## Task goal
Go through the entries below and write each one out exactly.
----- Entries provided
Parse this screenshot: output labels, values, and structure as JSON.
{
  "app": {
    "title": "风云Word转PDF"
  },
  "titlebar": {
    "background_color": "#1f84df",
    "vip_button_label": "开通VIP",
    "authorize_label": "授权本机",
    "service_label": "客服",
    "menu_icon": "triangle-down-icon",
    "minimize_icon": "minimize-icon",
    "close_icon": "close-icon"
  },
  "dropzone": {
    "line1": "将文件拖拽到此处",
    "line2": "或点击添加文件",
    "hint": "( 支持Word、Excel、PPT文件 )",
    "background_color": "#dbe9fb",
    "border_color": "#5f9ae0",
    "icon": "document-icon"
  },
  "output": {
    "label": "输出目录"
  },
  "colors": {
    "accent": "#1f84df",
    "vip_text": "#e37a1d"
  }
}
----------
## Exercise answer
Parse this screenshot: output labels, values, and structure as JSON.
{
  "app": {
    "title": "风云Word转PDF"
  },
  "titlebar": {
    "background_color": "#1f84df",
    "vip_button_label": "开通VIP",
    "authorize_label": "授权本机",
    "service_label": "客服",
    "menu_icon": "triangle-down-icon",
    "minimize_icon": "minimize-icon",
    "close_icon": "close-icon"
  },
  "dropzone": {
    "line1": "将文件拖拽到此处",
    "line2": "或点击添加文件",
    "hint": "( 支持Word、Excel、PPT文件 )",
    "background_color": "#dbe9fb",
    "border_color": "#5f9ae0",
    "icon": "document-icon"
  },
  "output": {
    "label": "输出目录"
  },
  "colors": {
    "accent": "#1f84df",
    "vip_text": "#e37a1d"
  }
}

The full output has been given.